__Problem to solve__
Copy all lines that contain the word "JSON".

__Material for this task__
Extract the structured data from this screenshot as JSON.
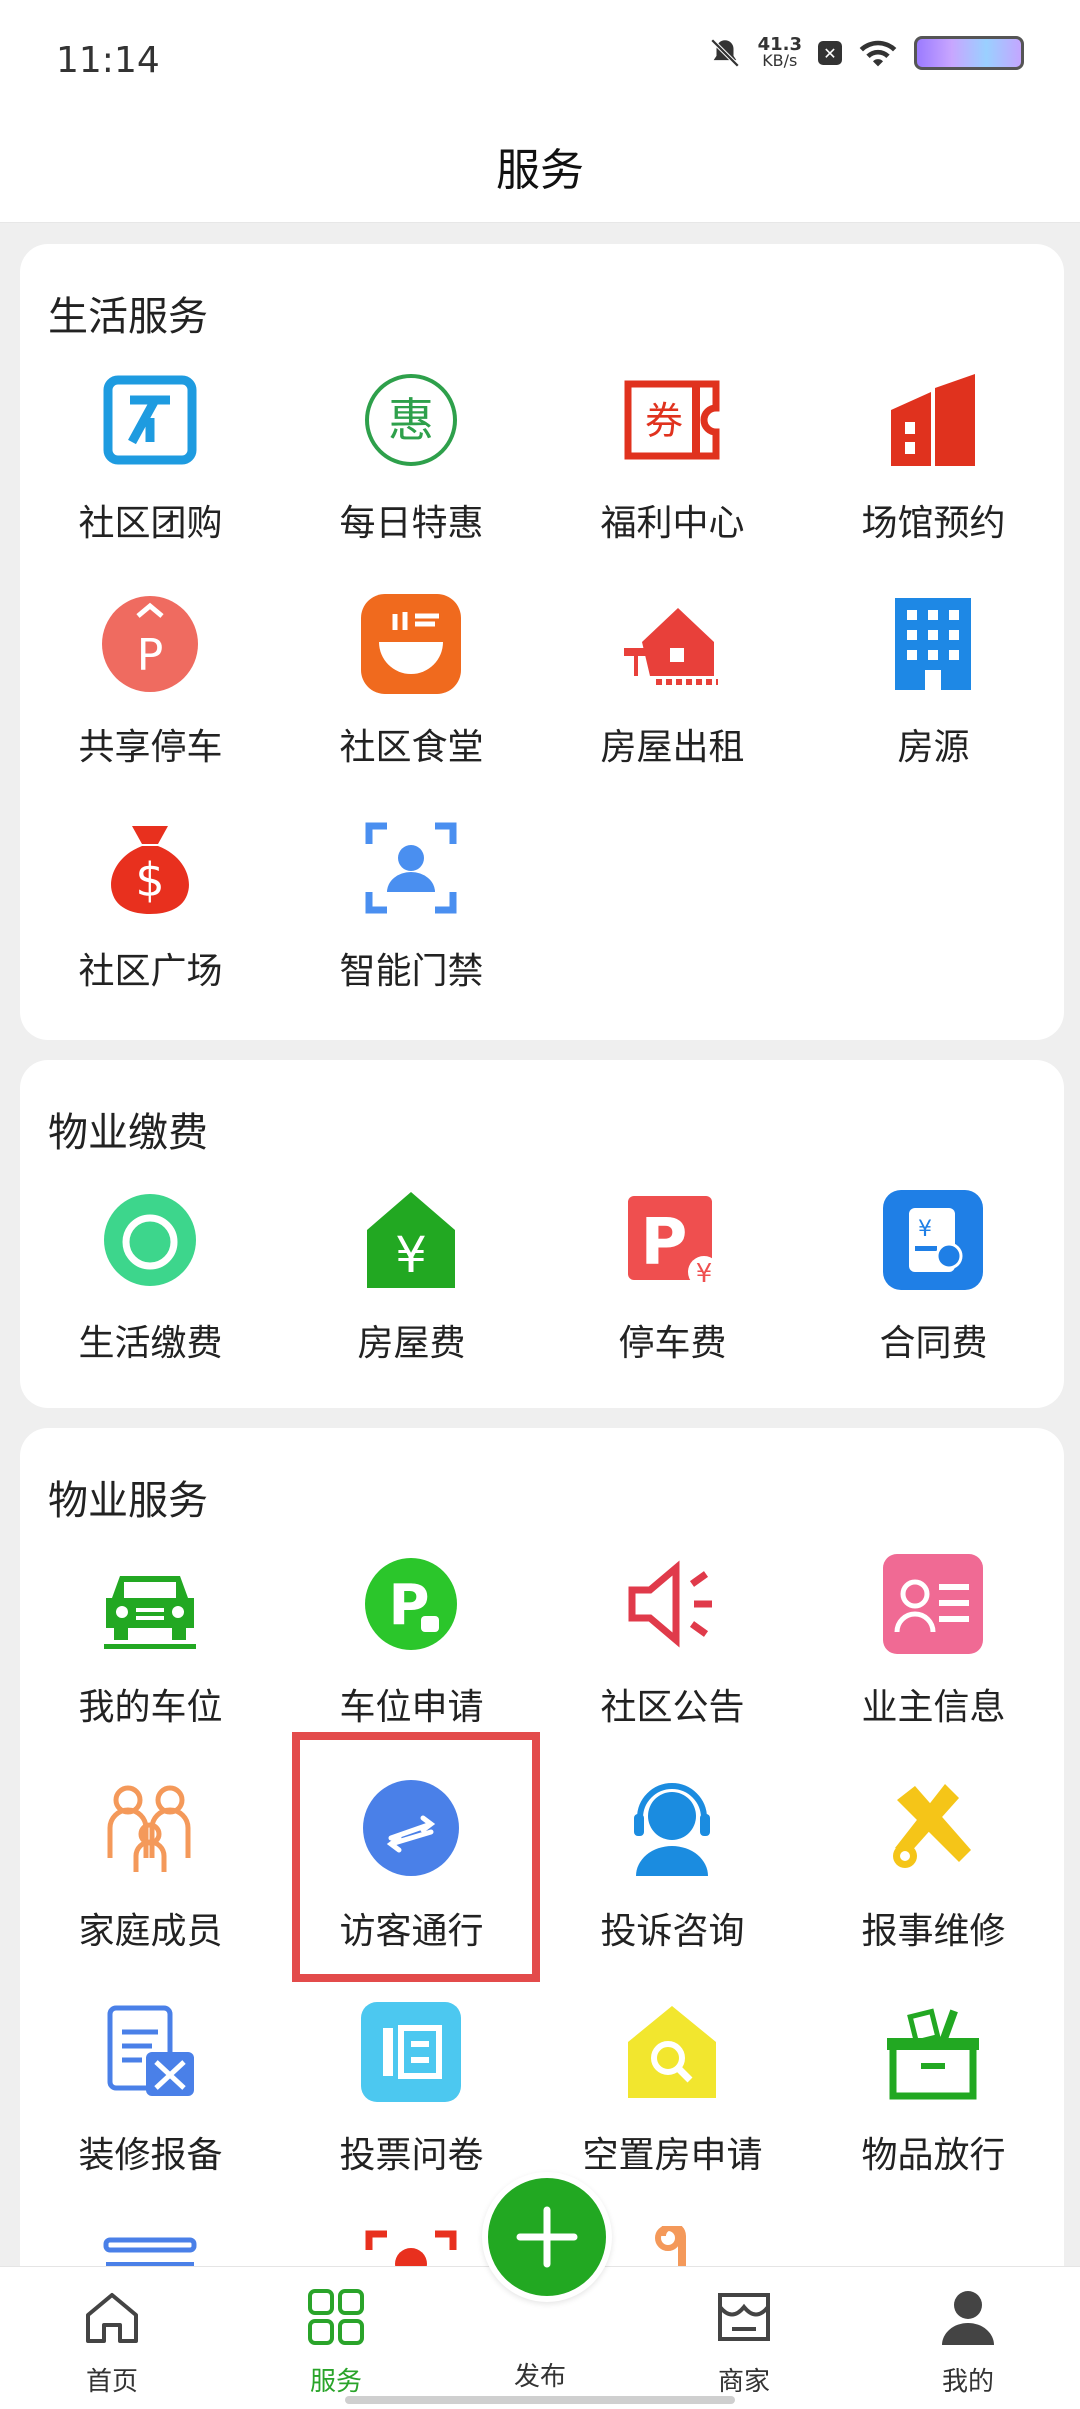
{
  "status_bar": {
    "time": "11:14",
    "speed_value": "41.3",
    "speed_unit": "KB/s"
  },
  "header": {
    "title": "服务"
  },
  "life": {
    "title": "生活服务",
    "items": [
      {
        "label": "社区团购"
      },
      {
        "label": "每日特惠",
        "glyph": "惠"
      },
      {
        "label": "福利中心",
        "glyph": "券"
      },
      {
        "label": "场馆预约"
      },
      {
        "label": "共享停车",
        "glyph": "P"
      },
      {
        "label": "社区食堂"
      },
      {
        "label": "房屋出租"
      },
      {
        "label": "房源"
      },
      {
        "label": "社区广场",
        "glyph": "$"
      },
      {
        "label": "智能门禁"
      }
    ]
  },
  "fee": {
    "title": "物业缴费",
    "items": [
      {
        "label": "生活缴费"
      },
      {
        "label": "房屋费",
        "glyph": "¥"
      },
      {
        "label": "停车费",
        "glyph": "P",
        "glyph2": "¥"
      },
      {
        "label": "合同费",
        "glyph": "¥"
      }
    ]
  },
  "property": {
    "title": "物业服务",
    "items": [
      {
        "label": "我的车位"
      },
      {
        "label": "车位申请",
        "glyph": "P"
      },
      {
        "label": "社区公告"
      },
      {
        "label": "业主信息"
      },
      {
        "label": "家庭成员"
      },
      {
        "label": "访客通行"
      },
      {
        "label": "投诉咨询"
      },
      {
        "label": "报事维修"
      },
      {
        "label": "装修报备"
      },
      {
        "label": "投票问卷"
      },
      {
        "label": "空置房申请"
      },
      {
        "label": "物品放行"
      }
    ]
  },
  "nav": [
    {
      "label": "首页"
    },
    {
      "label": "服务"
    },
    {
      "label": "发布"
    },
    {
      "label": "商家"
    },
    {
      "label": "我的"
    }
  ]
}
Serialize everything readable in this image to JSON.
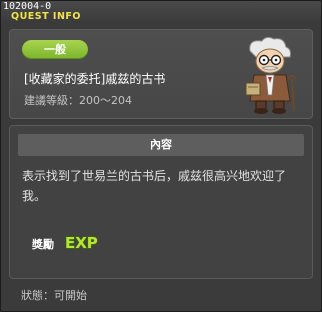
{
  "window": {
    "quest_id": "102004-0",
    "title": "QUEST INFO"
  },
  "quest": {
    "category": "一般",
    "name": "[收藏家的委托]戚兹的古书",
    "recommend_level": "建議等級：200～204"
  },
  "content": {
    "header": "內容",
    "text": "表示找到了世易兰的古书后，戚兹很高兴地欢迎了我。"
  },
  "reward": {
    "label": "獎勵",
    "icon": "exp-icon",
    "icon_text": "EXP"
  },
  "status": {
    "text": "狀態：可開始"
  },
  "colors": {
    "badge": "#8cc63f",
    "title": "#f2e34a",
    "exp": "#b6e62e"
  }
}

__Solution for this problem__
Extract the structured data from this screenshot as JSON.
Serialize everything readable in this image to JSON.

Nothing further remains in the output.